EXERCISE REQUIREMENTS:
Restate the records that follow word for word; no pictures should appear.

ITEMS:
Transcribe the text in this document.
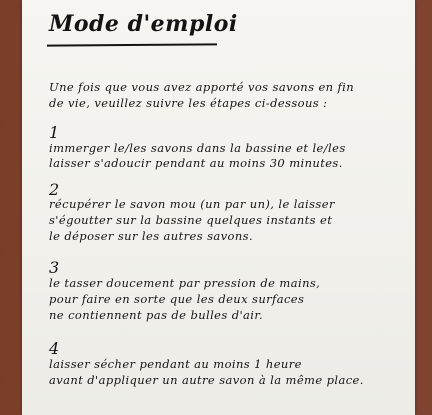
Mode d'emploi
Une fois que vous avez apporté vos savons en fin
de vie, veuillez suivre les étapes ci-dessous :
1
immerger le/les savons dans la bassine et le/les
laisser s'adoucir pendant au moins 30 minutes.
2
récupérer le savon mou (un par un), le laisser
s'égoutter sur la bassine quelques instants et
le déposer sur les autres savons.
3
le tasser doucement par pression de mains,
pour faire en sorte que les deux surfaces
ne contiennent pas de bulles d'air.
4
laisser sécher pendant au moins 1 heure
avant d'appliquer un autre savon à la même place.
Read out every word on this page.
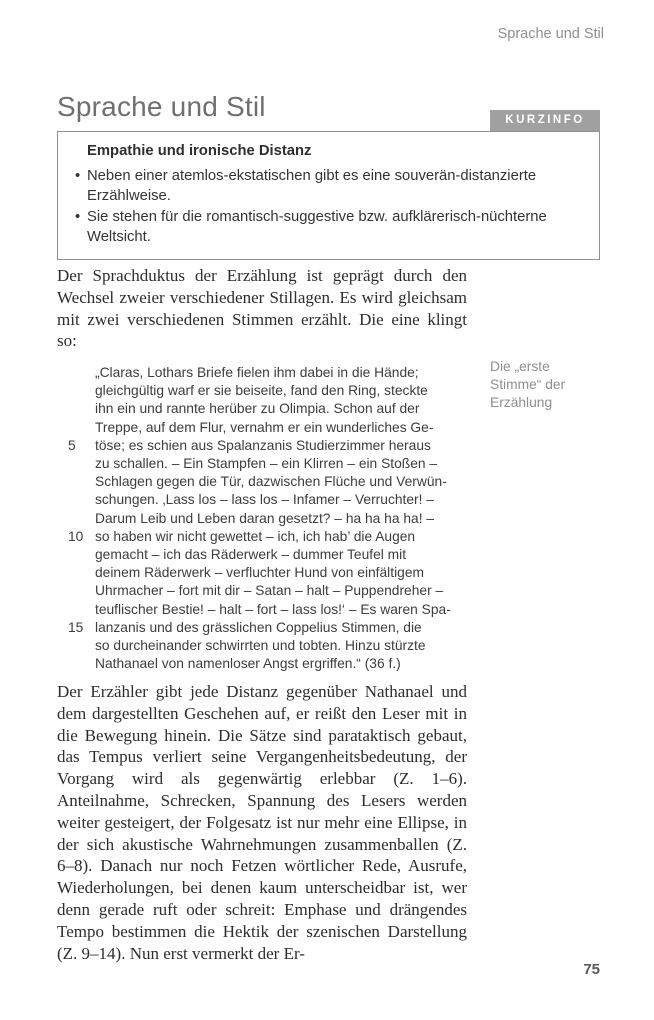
Sprache und Stil
Sprache und Stil	KURZINFO
Empathie und ironische Distanz
• Neben einer atemlos-ekstatischen gibt es eine souverän-distanzierte Erzählweise.
• Sie stehen für die romantisch-suggestive bzw. aufklärerisch-nüchterne Weltsicht.

Der Sprachduktus der Erzählung ist geprägt durch den Wechsel zweier verschiedener Stillagen. Es wird gleichsam mit zwei verschiedenen Stimmen erzählt. Die eine klingt so:

„Claras, Lothars Briefe fielen ihm dabei in die Hände;
gleichgültig warf er sie beiseite, fand den Ring, steckte
ihn ein und rannte herüber zu Olimpia. Schon auf der
Treppe, auf dem Flur, vernahm er ein wunderliches Ge-
5	töse; es schien aus Spalanzanis Studierzimmer heraus
zu schallen. – Ein Stampfen – ein Klirren – ein Stoßen –
Schlagen gegen die Tür, dazwischen Flüche und Verwün-
schungen. ‚Lass los – lass los – Infamer – Verruchter! –
Darum Leib und Leben daran gesetzt? – ha ha ha ha! –
10 so haben wir nicht gewettet – ich, ich hab’ die Augen
gemacht – ich das Räderwerk – dummer Teufel mit
deinem Räderwerk – verfluchter Hund von einfältigem
Uhrmacher – fort mit dir – Satan – halt – Puppendreher –
teuflischer Bestie! – halt – fort – lass los!‘ – Es waren Spa-
15 lanzanis und des grässlichen Coppelius Stimmen, die
so durcheinander schwirrten und tobten. Hinzu stürzte
Nathanael von namenloser Angst ergriffen.“ (36 f.)
Die „erste Stimme“ der Erzählung

Der Erzähler gibt jede Distanz gegenüber Nathanael und dem dargestellten Geschehen auf, er reißt den Leser mit in die Bewegung hinein. Die Sätze sind parataktisch gebaut, das Tempus verliert seine Vergangenheitsbedeutung, der Vorgang wird als gegenwärtig erlebbar (Z. 1–6). Anteilnahme, Schrecken, Spannung des Lesers werden weiter gesteigert, der Folgesatz ist nur mehr eine Ellipse, in der sich akustische Wahrnehmungen zusammenballen (Z. 6–8). Danach nur noch Fetzen wörtlicher Rede, Ausrufe, Wiederholungen, bei denen kaum unterscheidbar ist, wer denn gerade ruft oder schreit: Emphase und drängendes Tempo bestimmen die Hektik der szenischen Darstellung (Z. 9–14). Nun erst vermerkt der Er-

75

TASK RESULT:
Transcribe the text in this document.
Mode d'emploi
Une fois que vous avez apporté vos savons en fin
de vie, veuillez suivre les étapes ci-dessous :
1
immerger le/les savons dans la bassine et le/les
laisser s'adoucir pendant au moins 30 minutes.
2
récupérer le savon mou (un par un), le laisser
s'égoutter sur la bassine quelques instants et
le déposer sur les autres savons.
3
le tasser doucement par pression de mains,
pour faire en sorte que les deux surfaces
ne contiennent pas de bulles d'air.
4
laisser sécher pendant au moins 1 heure
avant d'appliquer un autre savon à la même place.
Read out every word on this page.
Sprache und Stil
Sprache und Stil	KURZINFO
Empathie und ironische Distanz
• Neben einer atemlos-ekstatischen gibt es eine souverän-distanzierte Erzählweise.
• Sie stehen für die romantisch-suggestive bzw. aufklärerisch-nüchterne Weltsicht.

Der Sprachduktus der Erzählung ist geprägt durch den Wechsel zweier verschiedener Stillagen. Es wird gleichsam mit zwei verschiedenen Stimmen erzählt. Die eine klingt so:

„Claras, Lothars Briefe fielen ihm dabei in die Hände;
gleichgültig warf er sie beiseite, fand den Ring, steckte
ihn ein und rannte herüber zu Olimpia. Schon auf der
Treppe, auf dem Flur, vernahm er ein wunderliches Ge-
5	töse; es schien aus Spalanzanis Studierzimmer heraus
zu schallen. – Ein Stampfen – ein Klirren – ein Stoßen –
Schlagen gegen die Tür, dazwischen Flüche und Verwün-
schungen. ‚Lass los – lass los – Infamer – Verruchter! –
Darum Leib und Leben daran gesetzt? – ha ha ha ha! –
10 so haben wir nicht gewettet – ich, ich hab’ die Augen
gemacht – ich das Räderwerk – dummer Teufel mit
deinem Räderwerk – verfluchter Hund von einfältigem
Uhrmacher – fort mit dir – Satan – halt – Puppendreher –
teuflischer Bestie! – halt – fort – lass los!‘ – Es waren Spa-
15 lanzanis und des grässlichen Coppelius Stimmen, die
so durcheinander schwirrten und tobten. Hinzu stürzte
Nathanael von namenloser Angst ergriffen.“ (36 f.)
Die „erste Stimme“ der Erzählung

Der Erzähler gibt jede Distanz gegenüber Nathanael und dem dargestellten Geschehen auf, er reißt den Leser mit in die Bewegung hinein. Die Sätze sind parataktisch gebaut, das Tempus verliert seine Vergangenheitsbedeutung, der Vorgang wird als gegenwärtig erlebbar (Z. 1–6). Anteilnahme, Schrecken, Spannung des Lesers werden weiter gesteigert, der Folgesatz ist nur mehr eine Ellipse, in der sich akustische Wahrnehmungen zusammenballen (Z. 6–8). Danach nur noch Fetzen wörtlicher Rede, Ausrufe, Wiederholungen, bei denen kaum unterscheidbar ist, wer denn gerade ruft oder schreit: Emphase und drängendes Tempo bestimmen die Hektik der szenischen Darstellung (Z. 9–14). Nun erst vermerkt der Er-

75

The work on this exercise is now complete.